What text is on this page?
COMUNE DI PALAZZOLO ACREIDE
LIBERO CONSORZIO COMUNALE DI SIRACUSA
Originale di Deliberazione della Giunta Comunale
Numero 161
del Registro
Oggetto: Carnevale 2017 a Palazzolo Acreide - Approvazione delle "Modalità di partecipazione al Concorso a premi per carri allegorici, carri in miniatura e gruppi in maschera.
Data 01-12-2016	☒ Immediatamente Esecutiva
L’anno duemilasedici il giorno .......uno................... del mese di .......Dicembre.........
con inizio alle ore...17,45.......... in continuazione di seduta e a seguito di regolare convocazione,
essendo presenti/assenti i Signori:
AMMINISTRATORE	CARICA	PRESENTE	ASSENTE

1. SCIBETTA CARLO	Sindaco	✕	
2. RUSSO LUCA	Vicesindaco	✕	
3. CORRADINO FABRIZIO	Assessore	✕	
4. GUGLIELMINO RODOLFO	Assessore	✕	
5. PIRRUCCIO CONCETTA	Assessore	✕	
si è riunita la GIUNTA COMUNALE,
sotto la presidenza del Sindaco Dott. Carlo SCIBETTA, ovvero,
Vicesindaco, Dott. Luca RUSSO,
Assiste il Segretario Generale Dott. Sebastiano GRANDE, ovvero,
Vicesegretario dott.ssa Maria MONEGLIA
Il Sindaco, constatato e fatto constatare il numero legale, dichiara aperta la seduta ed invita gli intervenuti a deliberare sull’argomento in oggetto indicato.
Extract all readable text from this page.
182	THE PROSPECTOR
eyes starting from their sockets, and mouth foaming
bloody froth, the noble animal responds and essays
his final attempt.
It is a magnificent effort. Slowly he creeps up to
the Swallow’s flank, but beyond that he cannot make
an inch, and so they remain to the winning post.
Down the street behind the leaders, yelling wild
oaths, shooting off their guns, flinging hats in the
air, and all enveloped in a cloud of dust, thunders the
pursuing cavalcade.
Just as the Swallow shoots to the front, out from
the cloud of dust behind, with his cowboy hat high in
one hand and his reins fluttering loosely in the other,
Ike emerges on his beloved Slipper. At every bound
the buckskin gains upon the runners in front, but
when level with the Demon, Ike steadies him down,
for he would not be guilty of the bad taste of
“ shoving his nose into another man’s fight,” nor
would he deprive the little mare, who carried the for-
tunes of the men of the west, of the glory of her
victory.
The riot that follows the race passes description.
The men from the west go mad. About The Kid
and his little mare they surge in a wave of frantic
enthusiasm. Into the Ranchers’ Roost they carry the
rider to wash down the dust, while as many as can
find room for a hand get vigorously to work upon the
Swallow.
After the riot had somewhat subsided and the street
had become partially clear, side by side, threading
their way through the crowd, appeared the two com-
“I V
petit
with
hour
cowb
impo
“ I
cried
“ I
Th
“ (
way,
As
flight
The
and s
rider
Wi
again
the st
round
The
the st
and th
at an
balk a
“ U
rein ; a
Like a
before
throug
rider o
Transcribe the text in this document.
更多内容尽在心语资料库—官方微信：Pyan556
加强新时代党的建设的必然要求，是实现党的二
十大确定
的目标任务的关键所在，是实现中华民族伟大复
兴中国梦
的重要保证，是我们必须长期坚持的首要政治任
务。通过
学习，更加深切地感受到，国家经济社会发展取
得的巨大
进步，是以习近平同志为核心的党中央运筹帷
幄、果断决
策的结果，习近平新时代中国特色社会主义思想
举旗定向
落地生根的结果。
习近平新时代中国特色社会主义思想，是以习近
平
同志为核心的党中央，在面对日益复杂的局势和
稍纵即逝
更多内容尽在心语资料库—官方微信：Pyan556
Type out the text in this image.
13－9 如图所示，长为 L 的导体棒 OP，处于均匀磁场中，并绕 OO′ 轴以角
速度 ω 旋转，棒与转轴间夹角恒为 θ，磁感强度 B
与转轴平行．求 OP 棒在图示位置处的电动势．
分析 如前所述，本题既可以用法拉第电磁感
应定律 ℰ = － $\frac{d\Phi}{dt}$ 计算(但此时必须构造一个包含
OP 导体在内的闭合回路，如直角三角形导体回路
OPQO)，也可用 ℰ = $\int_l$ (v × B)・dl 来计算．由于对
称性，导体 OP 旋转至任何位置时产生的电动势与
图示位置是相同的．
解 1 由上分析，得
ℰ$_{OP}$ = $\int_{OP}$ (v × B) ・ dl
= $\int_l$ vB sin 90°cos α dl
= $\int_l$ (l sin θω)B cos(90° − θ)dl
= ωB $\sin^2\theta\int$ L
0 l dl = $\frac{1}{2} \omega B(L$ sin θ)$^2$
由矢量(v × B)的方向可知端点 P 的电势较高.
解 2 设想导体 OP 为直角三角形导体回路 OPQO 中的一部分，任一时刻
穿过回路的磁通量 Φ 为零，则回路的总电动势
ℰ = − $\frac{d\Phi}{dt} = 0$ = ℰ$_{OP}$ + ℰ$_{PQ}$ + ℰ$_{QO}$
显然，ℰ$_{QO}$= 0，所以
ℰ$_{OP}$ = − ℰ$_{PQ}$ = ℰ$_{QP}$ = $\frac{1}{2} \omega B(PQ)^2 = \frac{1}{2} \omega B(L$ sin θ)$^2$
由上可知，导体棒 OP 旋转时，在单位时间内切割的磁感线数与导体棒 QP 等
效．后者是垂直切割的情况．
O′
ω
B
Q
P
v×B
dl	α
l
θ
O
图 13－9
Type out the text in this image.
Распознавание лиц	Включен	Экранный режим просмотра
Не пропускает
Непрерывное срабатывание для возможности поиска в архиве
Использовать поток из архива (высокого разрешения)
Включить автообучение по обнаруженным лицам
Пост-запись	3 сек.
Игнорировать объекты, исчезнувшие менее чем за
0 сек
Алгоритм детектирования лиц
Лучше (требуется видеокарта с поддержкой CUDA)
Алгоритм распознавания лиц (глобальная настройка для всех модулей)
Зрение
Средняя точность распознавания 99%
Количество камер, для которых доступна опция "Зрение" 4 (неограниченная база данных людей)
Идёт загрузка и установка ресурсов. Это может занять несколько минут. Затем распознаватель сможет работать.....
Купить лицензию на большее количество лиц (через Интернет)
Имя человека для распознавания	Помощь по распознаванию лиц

····················

#### [Task statement]
Work out the number of lines in this listing that include the word "Зрение". Reply with that number only.

#### [Written response]
2